Exercise instructions:
Present the data once more in exactly its original form.

Records provided:
<<<<
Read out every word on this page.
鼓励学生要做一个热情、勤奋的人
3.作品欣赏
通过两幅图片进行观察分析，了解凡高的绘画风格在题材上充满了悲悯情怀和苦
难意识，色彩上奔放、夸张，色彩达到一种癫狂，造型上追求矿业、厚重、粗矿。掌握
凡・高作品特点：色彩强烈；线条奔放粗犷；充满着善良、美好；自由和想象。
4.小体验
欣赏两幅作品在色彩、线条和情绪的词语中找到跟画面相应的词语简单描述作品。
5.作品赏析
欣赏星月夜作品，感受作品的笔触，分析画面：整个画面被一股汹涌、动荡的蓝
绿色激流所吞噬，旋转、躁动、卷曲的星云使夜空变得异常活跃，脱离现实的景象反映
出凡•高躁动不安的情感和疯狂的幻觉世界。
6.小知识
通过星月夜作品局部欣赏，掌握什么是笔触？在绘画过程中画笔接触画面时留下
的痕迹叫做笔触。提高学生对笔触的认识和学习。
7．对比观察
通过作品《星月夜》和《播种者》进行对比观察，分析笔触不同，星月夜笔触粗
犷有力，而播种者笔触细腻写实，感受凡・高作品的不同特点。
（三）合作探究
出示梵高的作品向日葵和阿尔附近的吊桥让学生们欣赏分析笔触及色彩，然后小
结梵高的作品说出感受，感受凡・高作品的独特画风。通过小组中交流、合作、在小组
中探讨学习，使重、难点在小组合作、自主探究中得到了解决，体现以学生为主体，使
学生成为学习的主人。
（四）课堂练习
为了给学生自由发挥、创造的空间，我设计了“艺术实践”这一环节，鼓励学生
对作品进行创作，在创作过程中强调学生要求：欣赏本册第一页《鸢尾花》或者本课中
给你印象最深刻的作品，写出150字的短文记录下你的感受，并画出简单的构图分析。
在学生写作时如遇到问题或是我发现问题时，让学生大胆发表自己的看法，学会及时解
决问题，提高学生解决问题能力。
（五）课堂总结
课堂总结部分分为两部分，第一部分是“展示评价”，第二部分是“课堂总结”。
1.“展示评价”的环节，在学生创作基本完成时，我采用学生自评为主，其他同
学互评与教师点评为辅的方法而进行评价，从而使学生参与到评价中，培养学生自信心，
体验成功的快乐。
>>>>
Correct answer:
Read out every word on this page.
鼓励学生要做一个热情、勤奋的人
3.作品欣赏
通过两幅图片进行观察分析，了解凡高的绘画风格在题材上充满了悲悯情怀和苦
难意识，色彩上奔放、夸张，色彩达到一种癫狂，造型上追求矿业、厚重、粗矿。掌握
凡・高作品特点：色彩强烈；线条奔放粗犷；充满着善良、美好；自由和想象。
4.小体验
欣赏两幅作品在色彩、线条和情绪的词语中找到跟画面相应的词语简单描述作品。
5.作品赏析
欣赏星月夜作品，感受作品的笔触，分析画面：整个画面被一股汹涌、动荡的蓝
绿色激流所吞噬，旋转、躁动、卷曲的星云使夜空变得异常活跃，脱离现实的景象反映
出凡•高躁动不安的情感和疯狂的幻觉世界。
6.小知识
通过星月夜作品局部欣赏，掌握什么是笔触？在绘画过程中画笔接触画面时留下
的痕迹叫做笔触。提高学生对笔触的认识和学习。
7．对比观察
通过作品《星月夜》和《播种者》进行对比观察，分析笔触不同，星月夜笔触粗
犷有力，而播种者笔触细腻写实，感受凡・高作品的不同特点。
（三）合作探究
出示梵高的作品向日葵和阿尔附近的吊桥让学生们欣赏分析笔触及色彩，然后小
结梵高的作品说出感受，感受凡・高作品的独特画风。通过小组中交流、合作、在小组
中探讨学习，使重、难点在小组合作、自主探究中得到了解决，体现以学生为主体，使
学生成为学习的主人。
（四）课堂练习
为了给学生自由发挥、创造的空间，我设计了“艺术实践”这一环节，鼓励学生
对作品进行创作，在创作过程中强调学生要求：欣赏本册第一页《鸢尾花》或者本课中
给你印象最深刻的作品，写出150字的短文记录下你的感受，并画出简单的构图分析。
在学生写作时如遇到问题或是我发现问题时，让学生大胆发表自己的看法，学会及时解
决问题，提高学生解决问题能力。
（五）课堂总结
课堂总结部分分为两部分，第一部分是“展示评价”，第二部分是“课堂总结”。
1.“展示评价”的环节，在学生创作基本完成时，我采用学生自评为主，其他同
学互评与教师点评为辅的方法而进行评价，从而使学生参与到评价中，培养学生自信心，
体验成功的快乐。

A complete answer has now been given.